** BRIEF **
Output every row below word for word, leaving the pictures out.

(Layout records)

= = = = =

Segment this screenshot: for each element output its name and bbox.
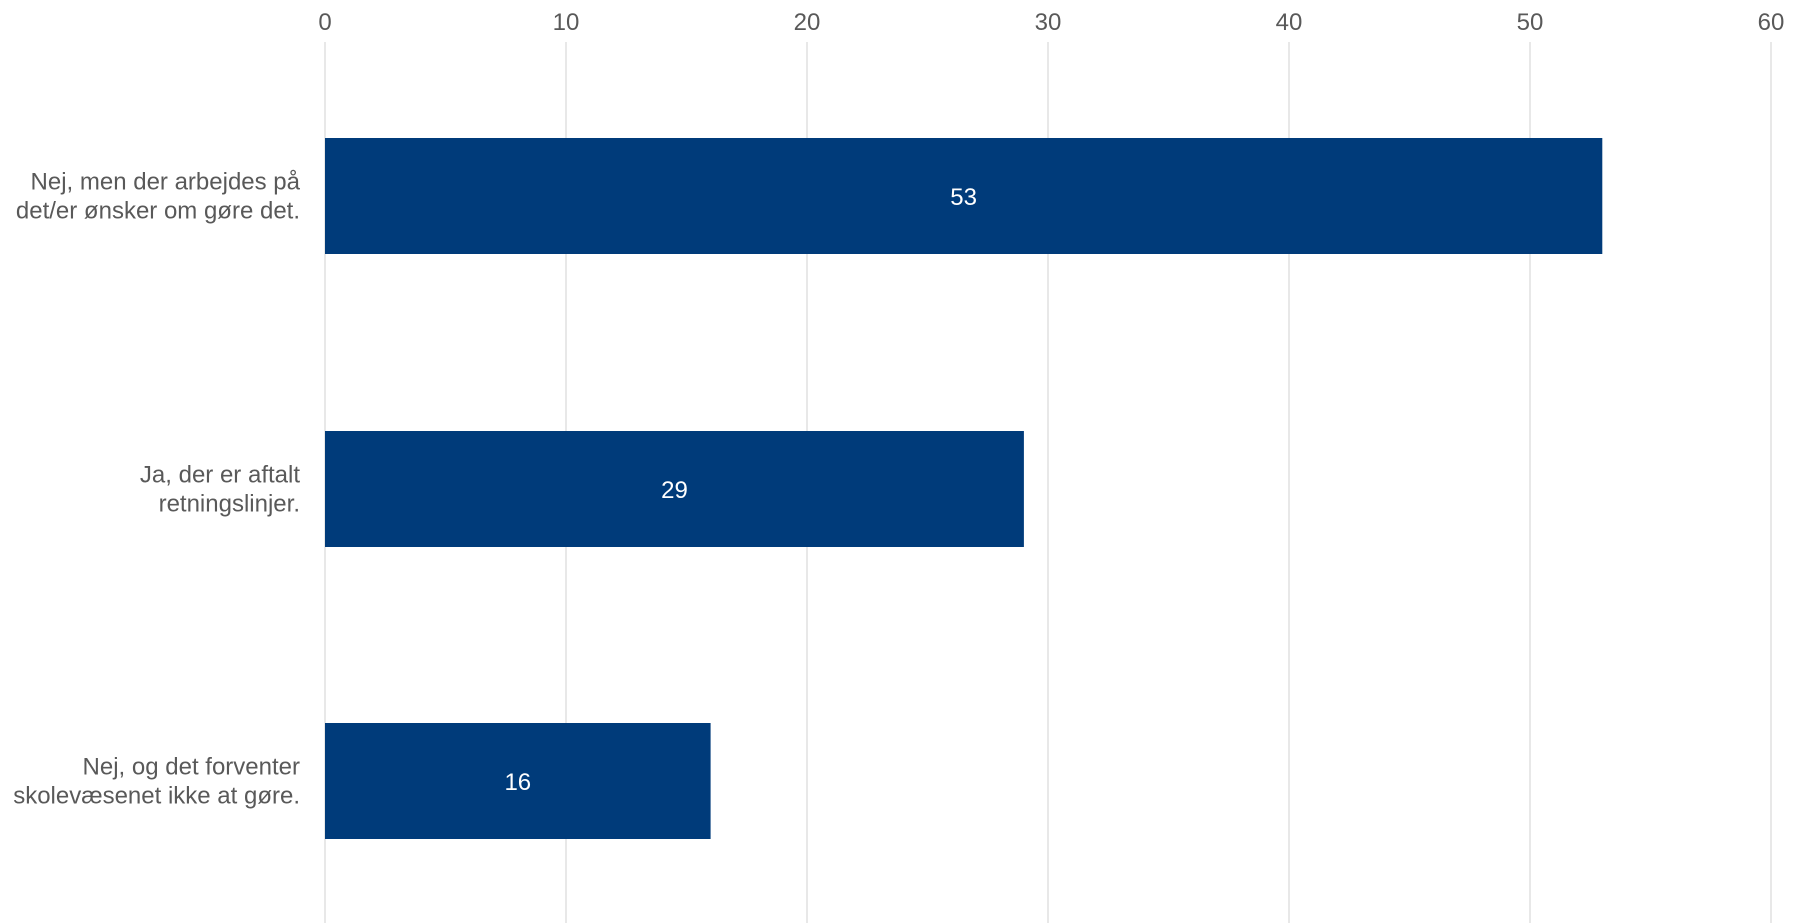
x-tick-label: 0 [318,9,331,36]
bar [325,723,711,839]
bars: 53 29 16 [325,138,1603,839]
category-label: Nej, og det forventer [83,754,300,781]
category-label: det/er ønsker om gøre det. [16,198,300,225]
x-tick-label: 50 [1517,9,1544,36]
bar [325,138,1603,254]
x-axis-ticks: 0 10 20 30 40 50 60 [318,9,1784,36]
bar [325,431,1024,547]
bar-data-label: 29 [661,477,688,504]
x-tick-label: 60 [1758,9,1785,36]
bar-data-label: 16 [504,769,531,796]
category-label: skolevæsenet ikke at gøre. [13,783,300,810]
bar-data-label: 53 [950,184,977,211]
x-tick-label: 10 [553,9,580,36]
category-label: Ja, der er aftalt [140,462,300,489]
category-label: Nej, men der arbejdes på [31,169,301,196]
x-tick-label: 30 [1035,9,1062,36]
category-label: retningslinjer. [159,491,300,518]
x-tick-label: 40 [1276,9,1303,36]
x-tick-label: 20 [794,9,821,36]
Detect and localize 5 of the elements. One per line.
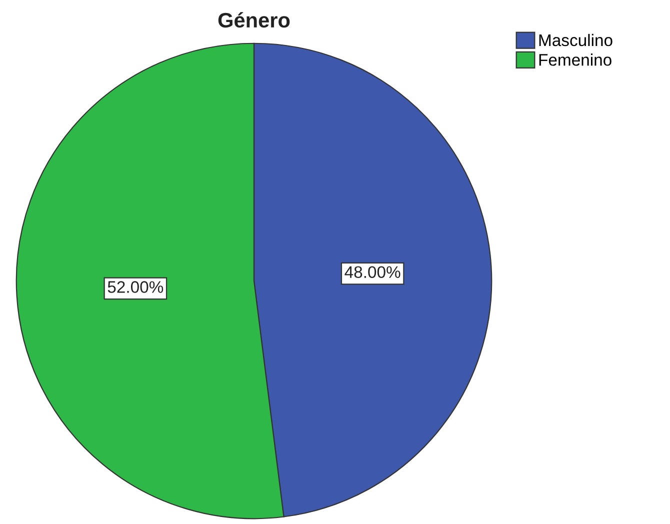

= = = = =

** WRITTEN RESPONSE **
Segment this screenshot: for each element output its name and bbox.
x-tick-label: 0 [318,9,331,36]
bar [325,723,711,839]
bars: 53 29 16 [325,138,1603,839]
category-label: Nej, og det forventer [83,754,300,781]
category-label: det/er ønsker om gøre det. [16,198,300,225]
x-tick-label: 50 [1517,9,1544,36]
bar [325,138,1603,254]
x-axis-ticks: 0 10 20 30 40 50 60 [318,9,1784,36]
bar [325,431,1024,547]
bar-data-label: 29 [661,477,688,504]
x-tick-label: 60 [1758,9,1785,36]
bar-data-label: 16 [504,769,531,796]
category-label: skolevæsenet ikke at gøre. [13,783,300,810]
bar-data-label: 53 [950,184,977,211]
x-tick-label: 10 [553,9,580,36]
category-label: Ja, der er aftalt [140,462,300,489]
category-label: Nej, men der arbejdes på [31,169,301,196]
x-tick-label: 30 [1035,9,1062,36]
category-label: retningslinjer. [159,491,300,518]
x-tick-label: 40 [1276,9,1303,36]
x-tick-label: 20 [794,9,821,36]
Detect and localize 5 of the elements. One per line.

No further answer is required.